> **DO THIS**
Report every line in the listing below where the string "including" shows up.

— Start RECORD SET —

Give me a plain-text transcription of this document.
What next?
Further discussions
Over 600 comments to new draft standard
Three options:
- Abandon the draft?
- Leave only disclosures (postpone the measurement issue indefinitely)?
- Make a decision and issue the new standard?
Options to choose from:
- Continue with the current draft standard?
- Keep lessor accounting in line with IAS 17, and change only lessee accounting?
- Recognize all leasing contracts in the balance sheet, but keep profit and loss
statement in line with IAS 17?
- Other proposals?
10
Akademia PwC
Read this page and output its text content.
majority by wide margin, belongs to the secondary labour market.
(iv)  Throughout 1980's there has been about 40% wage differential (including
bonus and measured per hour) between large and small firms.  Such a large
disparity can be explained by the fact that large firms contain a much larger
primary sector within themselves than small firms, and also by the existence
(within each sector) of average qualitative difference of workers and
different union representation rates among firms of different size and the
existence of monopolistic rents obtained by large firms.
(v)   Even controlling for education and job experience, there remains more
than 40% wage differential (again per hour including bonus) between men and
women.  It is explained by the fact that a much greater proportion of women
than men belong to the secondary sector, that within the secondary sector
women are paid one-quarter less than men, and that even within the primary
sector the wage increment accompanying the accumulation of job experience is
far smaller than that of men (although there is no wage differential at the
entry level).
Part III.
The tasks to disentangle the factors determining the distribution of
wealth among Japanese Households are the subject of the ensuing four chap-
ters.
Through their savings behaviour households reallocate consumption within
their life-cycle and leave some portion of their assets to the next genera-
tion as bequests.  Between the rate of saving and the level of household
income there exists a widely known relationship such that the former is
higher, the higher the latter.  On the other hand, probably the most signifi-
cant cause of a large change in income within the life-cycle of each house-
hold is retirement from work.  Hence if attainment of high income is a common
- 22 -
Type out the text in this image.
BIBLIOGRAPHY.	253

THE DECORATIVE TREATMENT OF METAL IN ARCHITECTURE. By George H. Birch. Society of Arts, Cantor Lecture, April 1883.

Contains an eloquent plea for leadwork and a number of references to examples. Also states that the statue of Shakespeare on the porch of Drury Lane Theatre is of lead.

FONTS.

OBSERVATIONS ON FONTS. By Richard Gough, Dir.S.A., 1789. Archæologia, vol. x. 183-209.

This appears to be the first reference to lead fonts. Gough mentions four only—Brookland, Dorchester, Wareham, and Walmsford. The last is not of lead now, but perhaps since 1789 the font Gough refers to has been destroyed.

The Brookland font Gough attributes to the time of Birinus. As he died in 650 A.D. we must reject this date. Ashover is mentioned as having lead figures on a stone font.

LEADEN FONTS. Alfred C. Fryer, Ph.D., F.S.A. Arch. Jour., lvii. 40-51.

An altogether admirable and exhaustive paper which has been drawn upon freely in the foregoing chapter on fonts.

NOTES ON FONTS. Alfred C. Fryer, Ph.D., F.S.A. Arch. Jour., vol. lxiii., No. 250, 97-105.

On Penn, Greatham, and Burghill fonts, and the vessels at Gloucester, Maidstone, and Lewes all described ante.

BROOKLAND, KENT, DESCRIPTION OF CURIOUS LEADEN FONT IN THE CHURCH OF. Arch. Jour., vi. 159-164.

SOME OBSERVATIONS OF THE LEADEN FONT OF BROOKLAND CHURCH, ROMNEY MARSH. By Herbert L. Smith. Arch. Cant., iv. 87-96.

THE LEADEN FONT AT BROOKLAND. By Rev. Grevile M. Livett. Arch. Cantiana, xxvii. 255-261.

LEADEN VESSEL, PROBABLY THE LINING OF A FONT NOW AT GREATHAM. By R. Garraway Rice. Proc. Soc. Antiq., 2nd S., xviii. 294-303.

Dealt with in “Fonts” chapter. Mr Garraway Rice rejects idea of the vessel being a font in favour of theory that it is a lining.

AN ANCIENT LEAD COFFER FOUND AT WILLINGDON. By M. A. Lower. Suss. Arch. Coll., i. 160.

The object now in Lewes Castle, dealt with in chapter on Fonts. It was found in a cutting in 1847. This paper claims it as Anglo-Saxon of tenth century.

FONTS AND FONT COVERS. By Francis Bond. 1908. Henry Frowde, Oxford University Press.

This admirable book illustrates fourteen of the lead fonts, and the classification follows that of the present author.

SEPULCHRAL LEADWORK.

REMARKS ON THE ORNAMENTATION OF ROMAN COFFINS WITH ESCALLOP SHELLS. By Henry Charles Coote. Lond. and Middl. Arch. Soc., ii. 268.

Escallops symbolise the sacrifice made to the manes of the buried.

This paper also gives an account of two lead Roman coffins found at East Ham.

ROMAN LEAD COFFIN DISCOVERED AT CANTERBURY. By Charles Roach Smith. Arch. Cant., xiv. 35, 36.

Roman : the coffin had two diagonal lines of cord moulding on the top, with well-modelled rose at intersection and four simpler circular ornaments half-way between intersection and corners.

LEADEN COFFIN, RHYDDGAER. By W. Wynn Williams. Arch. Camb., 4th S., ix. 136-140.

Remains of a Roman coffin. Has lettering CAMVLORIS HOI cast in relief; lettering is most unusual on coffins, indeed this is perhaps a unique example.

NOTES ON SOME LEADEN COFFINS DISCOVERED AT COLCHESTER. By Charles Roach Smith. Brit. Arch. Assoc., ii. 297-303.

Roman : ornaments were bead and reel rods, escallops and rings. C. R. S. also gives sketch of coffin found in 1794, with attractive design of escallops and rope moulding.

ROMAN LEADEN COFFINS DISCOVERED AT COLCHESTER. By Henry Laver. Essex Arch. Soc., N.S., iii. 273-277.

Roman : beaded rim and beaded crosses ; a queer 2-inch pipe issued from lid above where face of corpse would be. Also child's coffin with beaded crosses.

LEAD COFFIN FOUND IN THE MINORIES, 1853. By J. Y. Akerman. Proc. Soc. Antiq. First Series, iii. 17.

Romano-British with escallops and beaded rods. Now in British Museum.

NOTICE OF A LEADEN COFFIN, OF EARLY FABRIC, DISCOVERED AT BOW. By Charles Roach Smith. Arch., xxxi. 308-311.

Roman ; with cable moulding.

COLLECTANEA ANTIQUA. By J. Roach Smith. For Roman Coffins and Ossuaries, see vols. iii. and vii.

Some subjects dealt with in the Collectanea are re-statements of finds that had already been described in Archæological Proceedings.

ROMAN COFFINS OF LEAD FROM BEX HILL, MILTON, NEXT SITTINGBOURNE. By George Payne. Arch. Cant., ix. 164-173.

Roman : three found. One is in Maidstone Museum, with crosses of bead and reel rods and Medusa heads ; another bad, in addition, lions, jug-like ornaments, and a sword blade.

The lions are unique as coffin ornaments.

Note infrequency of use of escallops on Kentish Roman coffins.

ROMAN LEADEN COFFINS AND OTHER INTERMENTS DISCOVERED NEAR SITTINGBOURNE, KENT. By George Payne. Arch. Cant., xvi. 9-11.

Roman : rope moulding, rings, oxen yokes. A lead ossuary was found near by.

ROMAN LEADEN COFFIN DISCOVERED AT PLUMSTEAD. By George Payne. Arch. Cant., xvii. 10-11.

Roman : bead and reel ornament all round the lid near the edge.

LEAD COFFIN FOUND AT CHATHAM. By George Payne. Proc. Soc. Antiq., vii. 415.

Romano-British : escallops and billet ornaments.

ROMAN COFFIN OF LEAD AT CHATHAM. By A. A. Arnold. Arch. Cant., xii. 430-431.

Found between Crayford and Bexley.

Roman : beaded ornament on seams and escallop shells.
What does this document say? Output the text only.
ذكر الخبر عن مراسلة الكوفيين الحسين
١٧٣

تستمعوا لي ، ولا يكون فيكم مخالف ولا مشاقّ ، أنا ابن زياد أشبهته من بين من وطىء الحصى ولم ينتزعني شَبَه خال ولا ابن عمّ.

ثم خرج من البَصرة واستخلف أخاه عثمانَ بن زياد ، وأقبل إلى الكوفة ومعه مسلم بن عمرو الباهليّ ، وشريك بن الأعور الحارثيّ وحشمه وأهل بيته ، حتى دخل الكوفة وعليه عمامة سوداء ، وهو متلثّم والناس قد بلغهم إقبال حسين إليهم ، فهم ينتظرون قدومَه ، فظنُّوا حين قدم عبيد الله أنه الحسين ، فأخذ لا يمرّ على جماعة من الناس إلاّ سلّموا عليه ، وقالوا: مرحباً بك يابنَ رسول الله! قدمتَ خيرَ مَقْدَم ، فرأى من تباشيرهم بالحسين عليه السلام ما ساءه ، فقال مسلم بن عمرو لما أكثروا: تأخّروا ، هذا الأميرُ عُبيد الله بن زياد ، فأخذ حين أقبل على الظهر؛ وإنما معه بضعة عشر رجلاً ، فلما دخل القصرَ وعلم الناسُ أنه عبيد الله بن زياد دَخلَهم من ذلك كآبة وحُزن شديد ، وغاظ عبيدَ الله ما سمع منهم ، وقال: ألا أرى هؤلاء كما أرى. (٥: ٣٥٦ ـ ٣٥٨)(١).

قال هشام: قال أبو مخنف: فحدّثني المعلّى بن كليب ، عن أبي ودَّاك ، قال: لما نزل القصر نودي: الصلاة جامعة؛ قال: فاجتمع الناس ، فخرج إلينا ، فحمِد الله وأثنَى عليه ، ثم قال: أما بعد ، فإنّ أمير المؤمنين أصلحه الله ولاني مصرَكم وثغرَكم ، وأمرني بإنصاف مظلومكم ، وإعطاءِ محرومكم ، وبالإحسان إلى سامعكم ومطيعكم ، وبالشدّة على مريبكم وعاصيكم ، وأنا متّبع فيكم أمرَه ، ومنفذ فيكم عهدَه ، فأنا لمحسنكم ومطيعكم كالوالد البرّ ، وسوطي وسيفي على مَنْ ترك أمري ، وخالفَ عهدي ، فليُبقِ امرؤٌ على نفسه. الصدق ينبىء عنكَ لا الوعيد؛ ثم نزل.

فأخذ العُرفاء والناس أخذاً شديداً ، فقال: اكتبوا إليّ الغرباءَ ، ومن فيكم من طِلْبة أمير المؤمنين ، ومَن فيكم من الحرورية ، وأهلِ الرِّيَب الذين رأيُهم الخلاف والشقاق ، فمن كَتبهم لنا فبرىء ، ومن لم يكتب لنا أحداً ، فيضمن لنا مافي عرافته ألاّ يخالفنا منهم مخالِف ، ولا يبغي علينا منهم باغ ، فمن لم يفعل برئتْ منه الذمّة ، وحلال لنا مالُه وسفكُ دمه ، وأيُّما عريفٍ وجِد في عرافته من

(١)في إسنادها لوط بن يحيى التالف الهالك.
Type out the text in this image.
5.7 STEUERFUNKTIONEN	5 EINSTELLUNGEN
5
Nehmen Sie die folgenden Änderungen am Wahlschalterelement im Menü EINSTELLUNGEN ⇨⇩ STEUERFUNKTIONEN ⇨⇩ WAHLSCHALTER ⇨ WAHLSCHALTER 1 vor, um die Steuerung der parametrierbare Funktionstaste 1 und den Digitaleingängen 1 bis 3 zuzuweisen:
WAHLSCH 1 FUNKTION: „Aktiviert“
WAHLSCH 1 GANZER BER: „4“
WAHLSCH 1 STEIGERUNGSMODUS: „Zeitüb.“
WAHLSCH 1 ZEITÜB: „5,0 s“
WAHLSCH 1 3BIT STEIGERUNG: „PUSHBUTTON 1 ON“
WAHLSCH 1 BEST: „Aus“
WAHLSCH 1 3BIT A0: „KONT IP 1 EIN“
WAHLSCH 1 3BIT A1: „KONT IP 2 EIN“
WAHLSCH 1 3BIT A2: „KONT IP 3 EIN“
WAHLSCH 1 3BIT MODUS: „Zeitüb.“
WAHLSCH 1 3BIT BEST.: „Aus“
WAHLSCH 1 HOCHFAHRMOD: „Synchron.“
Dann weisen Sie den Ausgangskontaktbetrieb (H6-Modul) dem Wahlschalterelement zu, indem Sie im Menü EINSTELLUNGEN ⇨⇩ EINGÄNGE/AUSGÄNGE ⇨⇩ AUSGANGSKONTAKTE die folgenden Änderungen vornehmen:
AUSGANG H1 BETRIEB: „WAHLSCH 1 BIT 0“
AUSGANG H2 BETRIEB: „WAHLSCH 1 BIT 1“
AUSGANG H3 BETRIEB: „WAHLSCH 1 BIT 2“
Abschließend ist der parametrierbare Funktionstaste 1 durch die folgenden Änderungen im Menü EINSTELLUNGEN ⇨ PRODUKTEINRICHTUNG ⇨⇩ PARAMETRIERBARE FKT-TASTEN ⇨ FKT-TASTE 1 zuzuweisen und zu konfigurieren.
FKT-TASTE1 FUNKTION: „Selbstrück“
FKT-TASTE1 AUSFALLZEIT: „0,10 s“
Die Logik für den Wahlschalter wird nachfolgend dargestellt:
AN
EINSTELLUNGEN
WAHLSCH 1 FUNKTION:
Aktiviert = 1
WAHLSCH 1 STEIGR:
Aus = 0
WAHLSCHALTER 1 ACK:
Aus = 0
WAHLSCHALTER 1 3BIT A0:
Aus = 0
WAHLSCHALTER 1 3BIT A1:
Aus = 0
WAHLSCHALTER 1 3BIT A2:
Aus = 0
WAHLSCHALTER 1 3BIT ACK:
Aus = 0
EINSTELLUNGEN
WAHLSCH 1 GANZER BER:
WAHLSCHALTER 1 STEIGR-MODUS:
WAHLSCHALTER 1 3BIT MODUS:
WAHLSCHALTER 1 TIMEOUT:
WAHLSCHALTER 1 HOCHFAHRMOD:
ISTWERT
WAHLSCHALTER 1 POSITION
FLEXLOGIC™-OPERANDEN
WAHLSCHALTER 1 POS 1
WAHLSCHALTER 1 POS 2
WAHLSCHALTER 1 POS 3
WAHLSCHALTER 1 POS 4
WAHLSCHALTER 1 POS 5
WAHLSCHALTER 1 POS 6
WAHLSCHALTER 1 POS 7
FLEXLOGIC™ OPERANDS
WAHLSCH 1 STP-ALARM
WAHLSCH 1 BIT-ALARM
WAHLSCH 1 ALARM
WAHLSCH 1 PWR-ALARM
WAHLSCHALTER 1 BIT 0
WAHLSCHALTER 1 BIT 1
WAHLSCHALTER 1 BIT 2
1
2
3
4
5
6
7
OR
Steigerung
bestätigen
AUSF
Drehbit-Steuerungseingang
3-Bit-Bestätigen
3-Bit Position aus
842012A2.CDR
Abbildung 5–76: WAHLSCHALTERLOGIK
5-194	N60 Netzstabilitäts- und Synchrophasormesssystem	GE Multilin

— End RECORD SET —

> **OUTPUT**
(iv)  Throughout 1980's there has been about 40% wage differential (including
than 40% wage differential (again per hour including bonus) between men and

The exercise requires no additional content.